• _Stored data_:
— START —

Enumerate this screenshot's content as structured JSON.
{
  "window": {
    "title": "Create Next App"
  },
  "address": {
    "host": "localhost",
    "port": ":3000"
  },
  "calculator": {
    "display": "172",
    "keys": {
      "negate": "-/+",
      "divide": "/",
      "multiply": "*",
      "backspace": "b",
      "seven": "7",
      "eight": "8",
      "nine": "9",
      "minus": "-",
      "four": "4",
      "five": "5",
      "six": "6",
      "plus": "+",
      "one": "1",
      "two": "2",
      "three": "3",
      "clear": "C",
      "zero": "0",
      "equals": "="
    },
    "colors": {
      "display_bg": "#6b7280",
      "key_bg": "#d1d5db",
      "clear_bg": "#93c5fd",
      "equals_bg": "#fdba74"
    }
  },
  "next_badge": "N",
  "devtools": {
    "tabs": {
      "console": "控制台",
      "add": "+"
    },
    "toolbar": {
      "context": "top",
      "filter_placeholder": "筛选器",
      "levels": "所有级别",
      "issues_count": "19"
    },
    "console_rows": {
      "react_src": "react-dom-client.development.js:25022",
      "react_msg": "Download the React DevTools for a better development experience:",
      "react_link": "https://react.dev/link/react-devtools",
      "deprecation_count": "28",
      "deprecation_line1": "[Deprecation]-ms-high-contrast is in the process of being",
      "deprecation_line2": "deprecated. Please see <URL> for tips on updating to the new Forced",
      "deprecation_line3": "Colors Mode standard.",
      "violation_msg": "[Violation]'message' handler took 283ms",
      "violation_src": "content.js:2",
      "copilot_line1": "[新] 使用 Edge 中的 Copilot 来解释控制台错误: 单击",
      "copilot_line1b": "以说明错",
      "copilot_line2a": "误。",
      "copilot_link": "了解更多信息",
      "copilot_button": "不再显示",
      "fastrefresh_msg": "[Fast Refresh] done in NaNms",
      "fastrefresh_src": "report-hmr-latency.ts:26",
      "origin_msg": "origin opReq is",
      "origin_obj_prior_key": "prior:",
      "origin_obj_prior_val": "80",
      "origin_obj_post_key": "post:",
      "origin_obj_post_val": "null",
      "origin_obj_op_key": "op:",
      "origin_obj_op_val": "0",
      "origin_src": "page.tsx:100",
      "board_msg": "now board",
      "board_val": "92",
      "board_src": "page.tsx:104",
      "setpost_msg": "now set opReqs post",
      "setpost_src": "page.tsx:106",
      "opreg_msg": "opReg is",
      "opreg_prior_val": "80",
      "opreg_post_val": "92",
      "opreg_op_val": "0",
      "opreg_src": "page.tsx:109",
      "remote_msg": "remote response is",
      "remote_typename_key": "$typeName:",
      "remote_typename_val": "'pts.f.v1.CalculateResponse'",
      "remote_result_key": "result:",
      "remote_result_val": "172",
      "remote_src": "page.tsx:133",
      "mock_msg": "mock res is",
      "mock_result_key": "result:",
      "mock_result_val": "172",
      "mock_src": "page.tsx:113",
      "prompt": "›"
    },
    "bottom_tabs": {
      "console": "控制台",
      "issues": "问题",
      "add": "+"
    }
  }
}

— END —
— START —

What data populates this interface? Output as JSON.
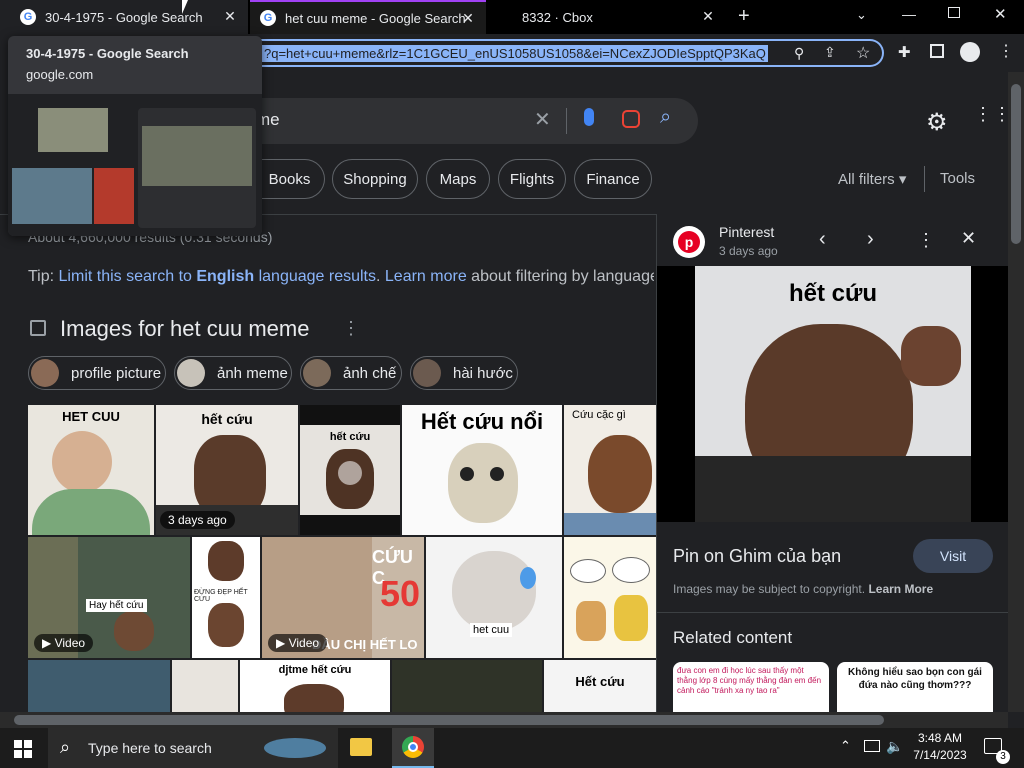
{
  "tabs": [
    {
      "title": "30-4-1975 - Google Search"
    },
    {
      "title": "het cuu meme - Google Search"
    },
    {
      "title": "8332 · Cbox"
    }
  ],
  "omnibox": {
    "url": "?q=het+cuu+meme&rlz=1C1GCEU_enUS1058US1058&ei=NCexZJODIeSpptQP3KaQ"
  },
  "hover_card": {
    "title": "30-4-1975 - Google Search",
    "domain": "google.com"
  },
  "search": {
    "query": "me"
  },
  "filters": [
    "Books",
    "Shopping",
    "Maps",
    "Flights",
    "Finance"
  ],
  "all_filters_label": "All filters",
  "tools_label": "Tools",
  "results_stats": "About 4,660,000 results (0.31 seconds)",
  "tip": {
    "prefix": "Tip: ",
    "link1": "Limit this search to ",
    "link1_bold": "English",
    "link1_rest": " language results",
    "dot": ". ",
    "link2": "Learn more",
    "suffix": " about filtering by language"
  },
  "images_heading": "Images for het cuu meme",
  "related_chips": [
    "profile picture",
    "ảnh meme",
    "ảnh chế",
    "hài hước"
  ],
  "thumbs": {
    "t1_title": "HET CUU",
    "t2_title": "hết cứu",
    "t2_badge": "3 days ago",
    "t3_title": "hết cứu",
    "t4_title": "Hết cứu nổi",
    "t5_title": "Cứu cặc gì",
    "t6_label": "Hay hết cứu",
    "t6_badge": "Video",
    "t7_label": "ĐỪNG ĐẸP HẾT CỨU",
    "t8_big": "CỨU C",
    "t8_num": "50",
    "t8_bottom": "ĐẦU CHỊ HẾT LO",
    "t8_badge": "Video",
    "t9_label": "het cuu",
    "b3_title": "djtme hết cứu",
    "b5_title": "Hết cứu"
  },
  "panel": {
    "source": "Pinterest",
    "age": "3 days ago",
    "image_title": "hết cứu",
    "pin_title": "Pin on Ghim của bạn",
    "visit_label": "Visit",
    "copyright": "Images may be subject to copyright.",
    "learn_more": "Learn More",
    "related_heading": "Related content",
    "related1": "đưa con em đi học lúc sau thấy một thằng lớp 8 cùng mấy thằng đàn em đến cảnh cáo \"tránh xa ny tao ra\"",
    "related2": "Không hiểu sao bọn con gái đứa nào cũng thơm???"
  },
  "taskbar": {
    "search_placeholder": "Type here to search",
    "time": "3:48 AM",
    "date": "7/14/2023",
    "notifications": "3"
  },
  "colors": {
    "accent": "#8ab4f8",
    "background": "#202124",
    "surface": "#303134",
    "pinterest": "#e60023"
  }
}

— END —

Look through the listing and extract every line with "filters" in it.

  "filters": [
  "all_filters_label": "All filters",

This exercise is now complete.